- [INSTRUCTIONS TO FOLLOW] Your task is to return, word for word, only the lines from the line with "What does this" through the close of the data. Exclude all pictures.

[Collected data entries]
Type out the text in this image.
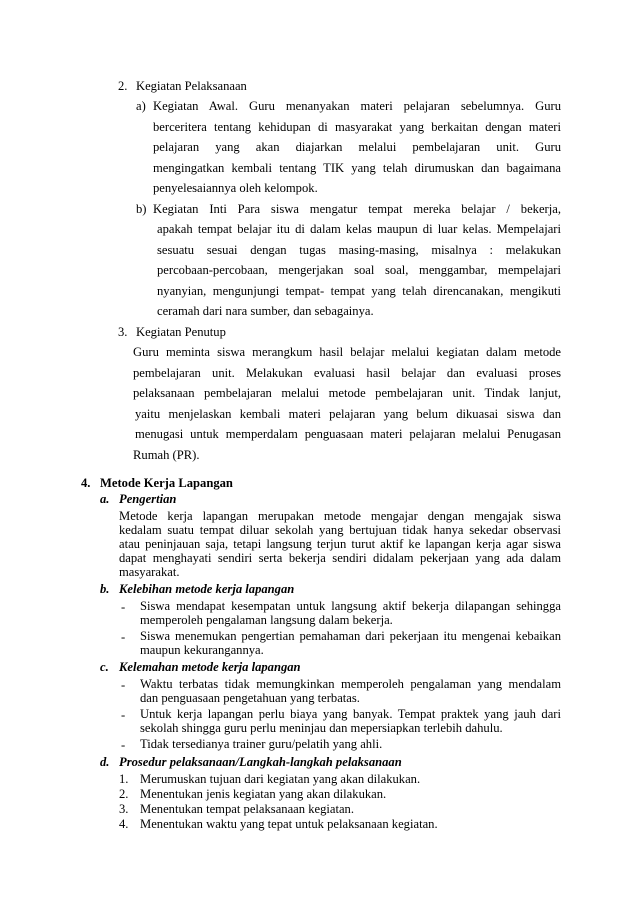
2. Kegiatan Pelaksanaan
a) Kegiatan Awal. Guru menanyakan materi pelajaran sebelumnya. Guru
berceritera tentang kehidupan di masyarakat yang berkaitan dengan materi
pelajaran yang akan diajarkan melalui pembelajaran unit. Guru
mengingatkan kembali tentang TIK yang telah dirumuskan dan bagaimana
penyelesaiannya oleh kelompok.
b) Kegiatan Inti Para siswa mengatur tempat mereka belajar / bekerja,
apakah tempat belajar itu di dalam kelas maupun di luar kelas. Mempelajari
sesuatu sesuai dengan tugas masing-masing, misalnya : melakukan
percobaan-percobaan, mengerjakan soal soal, menggambar, mempelajari
nyanyian, mengunjungi tempat- tempat yang telah direncanakan, mengikuti
ceramah dari nara sumber, dan sebagainya.
3. Kegiatan Penutup
Guru meminta siswa merangkum hasil belajar melalui kegiatan dalam metode
pembelajaran unit. Melakukan evaluasi hasil belajar dan evaluasi proses
pelaksanaan pembelajaran melalui metode pembelajaran unit. Tindak lanjut,
yaitu menjelaskan kembali materi pelajaran yang belum dikuasai siswa dan
menugasi untuk memperdalam penguasaan materi pelajaran melalui Penugasan
Rumah (PR).
4. Metode Kerja Lapangan
a. Pengertian
Metode kerja lapangan merupakan metode mengajar dengan mengajak siswa
kedalam suatu tempat diluar sekolah yang bertujuan tidak hanya sekedar observasi
atau peninjauan saja, tetapi langsung terjun turut aktif ke lapangan kerja agar siswa
dapat menghayati sendiri serta bekerja sendiri didalam pekerjaan yang ada dalam
masyarakat.
b. Kelebihan metode kerja lapangan
- Siswa mendapat kesempatan untuk langsung aktif bekerja dilapangan sehingga
memperoleh pengalaman langsung dalam bekerja.
- Siswa menemukan pengertian pemahaman dari pekerjaan itu mengenai kebaikan
maupun kekurangannya.
c. Kelemahan metode kerja lapangan
- Waktu terbatas tidak memungkinkan memperoleh pengalaman yang mendalam
dan penguasaan pengetahuan yang terbatas.
- Untuk kerja lapangan perlu biaya yang banyak. Tempat praktek yang jauh dari
sekolah shingga guru perlu meninjau dan mepersiapkan terlebih dahulu.
- Tidak tersedianya trainer guru/pelatih yang ahli.
d. Prosedur pelaksanaan/Langkah-langkah pelaksanaan
1. Merumuskan tujuan dari kegiatan yang akan dilakukan.
2. Menentukan jenis kegiatan yang akan dilakukan.
3. Menentukan tempat pelaksanaan kegiatan.
4. Menentukan waktu yang tepat untuk pelaksanaan kegiatan.
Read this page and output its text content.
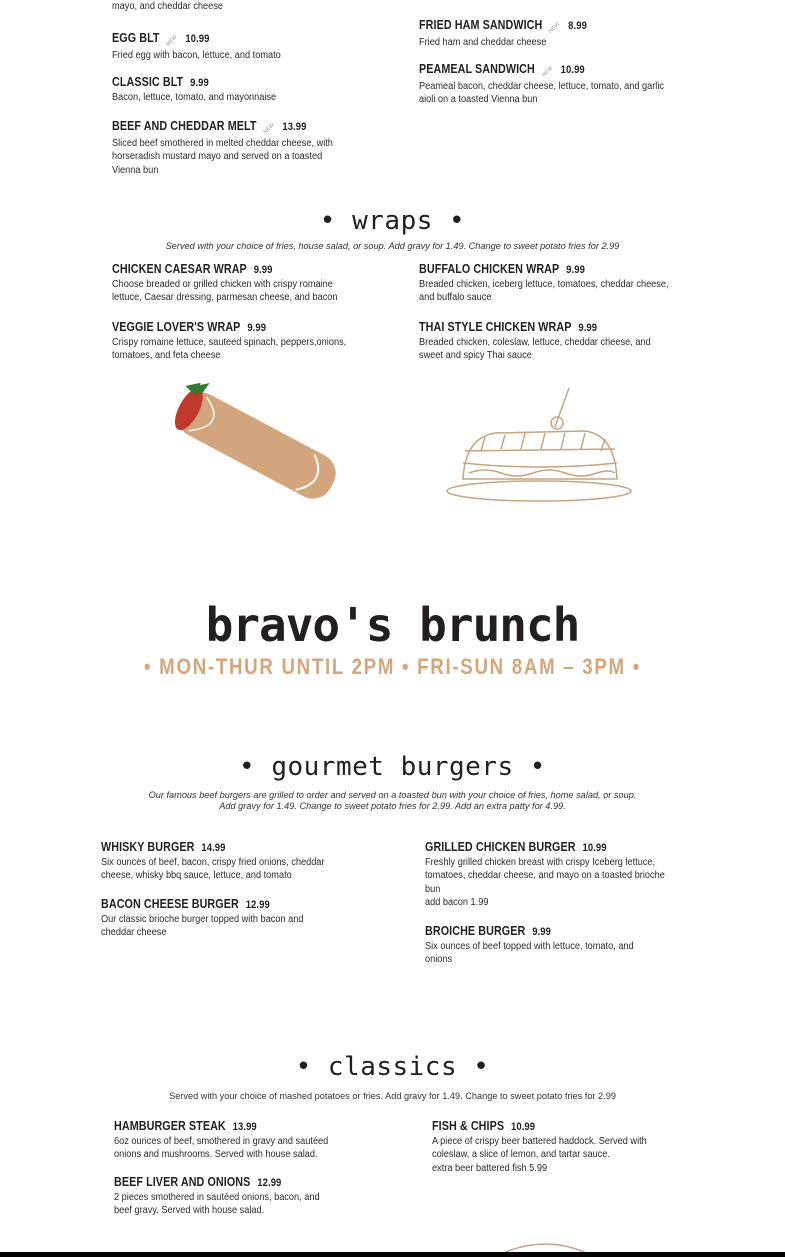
mayo, and cheddar cheese
EGG BLT NEW 10.99
Fried egg with bacon, lettuce, and tomato
CLASSIC BLT 9.99
Bacon, lettuce, tomato, and mayonnaise
BEEF AND CHEDDAR MELT NEW 13.99
Sliced beef smothered in melted cheddar cheese, with horseradish mustard mayo and served on a toasted Vienna bun
FRIED HAM SANDWICH NEW 8.99
Fried ham and cheddar cheese
PEAMEAL SANDWICH NEW 10.99
Peameal bacon, cheddar cheese, lettuce, tomato, and garlic aioli on a toasted Vienna bun
• wraps •
Served with your choice of fries, house salad, or soup. Add gravy for 1.49. Change to sweet potato fries for 2.99
CHICKEN CAESAR WRAP 9.99
Choose breaded or grilled chicken with crispy romaine lettuce, Caesar dressing, parmesan cheese, and bacon
BUFFALO CHICKEN WRAP 9.99
Breaded chicken, iceberg lettuce, tomatoes, cheddar cheese, and buffalo sauce
VEGGIE LOVER'S WRAP 9.99
Crispy romaine lettuce, sauteed spinach, peppers,onions, tomatoes, and feta cheese
THAI STYLE CHICKEN WRAP 9.99
Breaded chicken, coleslaw, lettuce, cheddar cheese, and sweet and spicy Thai sauce
bravo's brunch
• MON-THUR UNTIL 2PM • FRI-SUN 8AM – 3PM •
• gourmet burgers •
Our famous beef burgers are grilled to order and served on a toasted bun with your choice of fries, home salad, or soup.
Add gravy for 1.49. Change to sweet potato fries for 2.99. Add an extra patty for 4.99.
WHISKY BURGER 14.99
Six ounces of beef, bacon, crispy fried onions, cheddar cheese, whisky bbq sauce, lettuce, and tomato
GRILLED CHICKEN BURGER 10.99
Freshly grilled chicken breast with crispy Iceberg lettuce, tomatoes, cheddar cheese, and mayo on a toasted brioche bun
add bacon 1.99
BACON CHEESE BURGER 12.99
Our classic brioche burger topped with bacon and cheddar cheese	BROICHE BURGER 9.99
Six ounces of beef topped with lettuce, tomato, and onions
• classics •
Served with your choice of mashed potatoes or fries. Add gravy for 1.49. Change to sweet potato fries for 2.99
HAMBURGER STEAK 13.99
6oz ounces of beef, smothered in gravy and sautéed onions and mushrooms. Served with house salad.
FISH & CHIPS 10.99
A piece of crispy beer battered haddock. Served with coleslaw, a slice of lemon, and tartar sauce.
extra beer battered fish 5.99
BEEF LIVER AND ONIONS 12.99
2 pieces smothered in sautéed onions, bacon, and beef gravy. Served with house salad.
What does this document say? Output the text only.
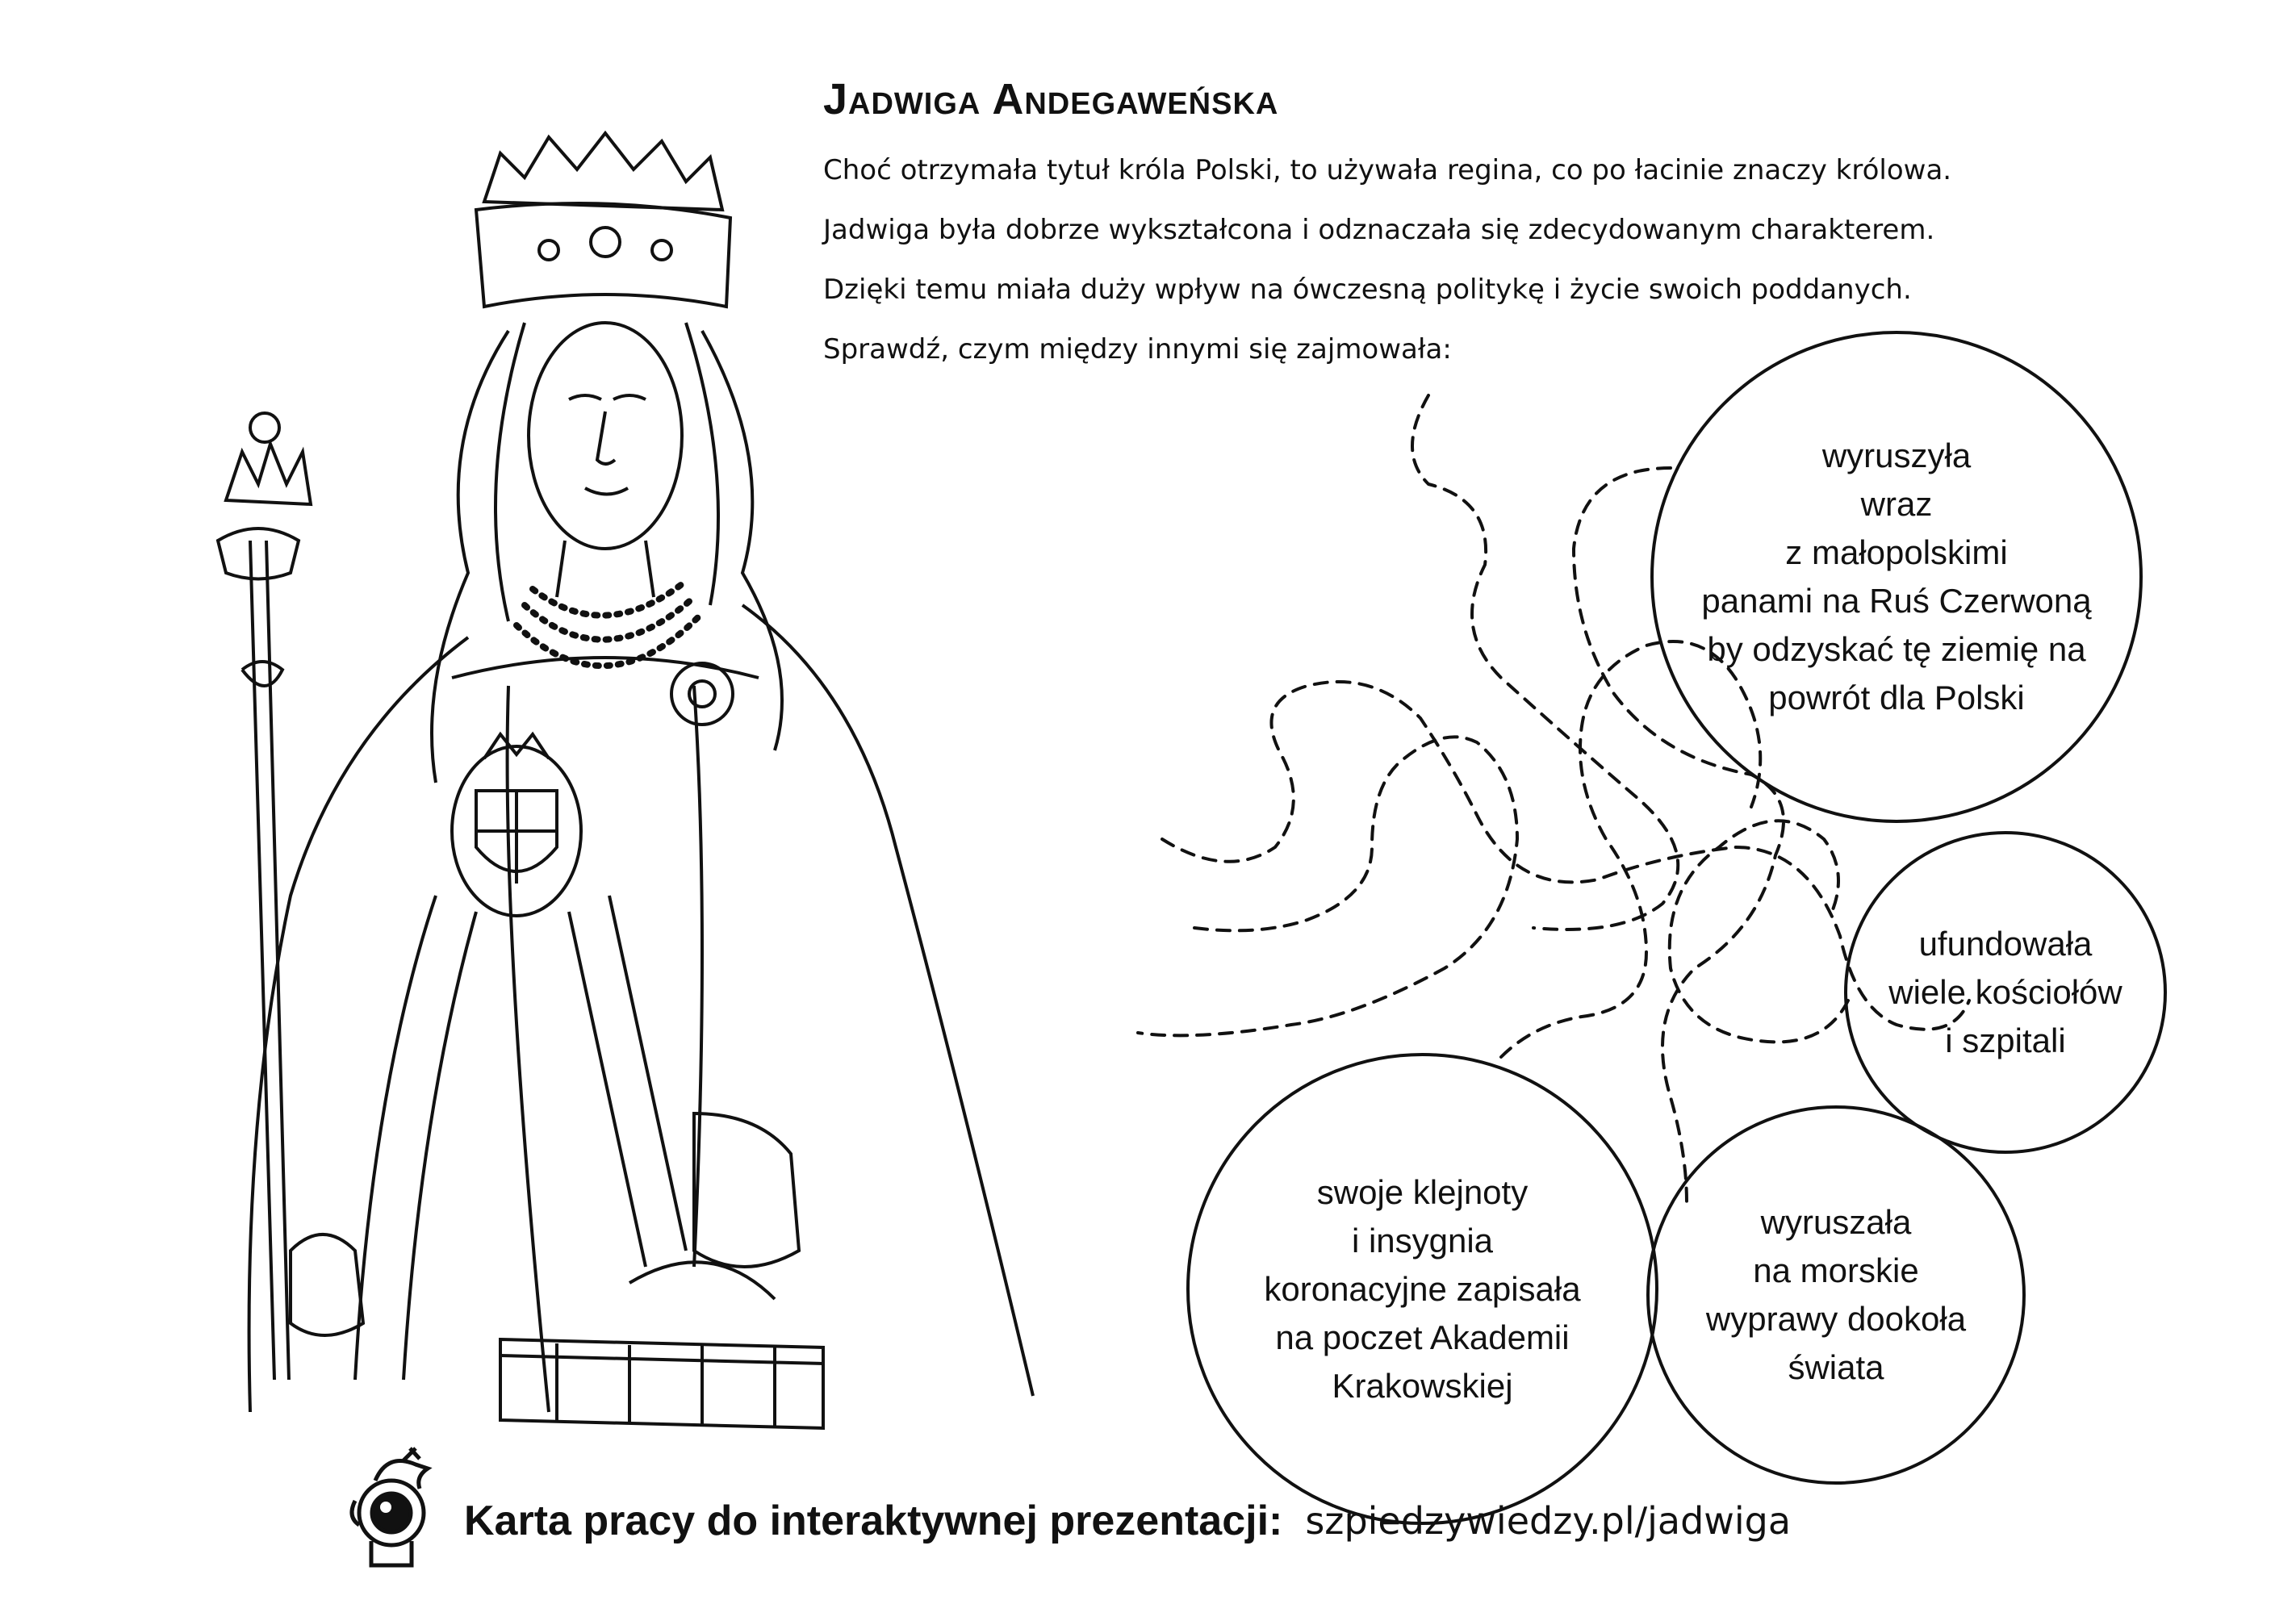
Jadwiga Andegaweńska

Choć otrzymała tytuł króla Polski, to używała regina, co po łacinie znaczy królowa.

Jadwiga była dobrze wykształcona i odznaczała się zdecydowanym charakterem.

Dzięki temu miała duży wpływ na ówczesną politykę i życie swoich poddanych.

Sprawdź, czym między innymi się zajmowała:

wyruszyła
wraz
z małopolskimi
panami na Ruś Czerwoną
by odzyskać tę ziemię na
powrót dla Polski
ufundowała
wiele kościołów
i szpitali
swoje klejnoty
i insygnia
koronacyjne zapisała
na poczet Akademii
Krakowskiej
wyruszała
na morskie
wyprawy dookoła
świata
Karta pracy do interaktywnej prezentacji: szpiedzywiedzy.pl/jadwiga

- [PROBLEM SOLUTION]
What does this document say? Output the text only.
Jadwiga Andegaweńska

Choć otrzymała tytuł króla Polski, to używała regina, co po łacinie znaczy królowa.

Jadwiga była dobrze wykształcona i odznaczała się zdecydowanym charakterem.

Dzięki temu miała duży wpływ na ówczesną politykę i życie swoich poddanych.

Sprawdź, czym między innymi się zajmowała:

wyruszyła
wraz
z małopolskimi
panami na Ruś Czerwoną
by odzyskać tę ziemię na
powrót dla Polski
ufundowała
wiele kościołów
i szpitali
swoje klejnoty
i insygnia
koronacyjne zapisała
na poczet Akademii
Krakowskiej
wyruszała
na morskie
wyprawy dookoła
świata
Karta pracy do interaktywnej prezentacji: szpiedzywiedzy.pl/jadwiga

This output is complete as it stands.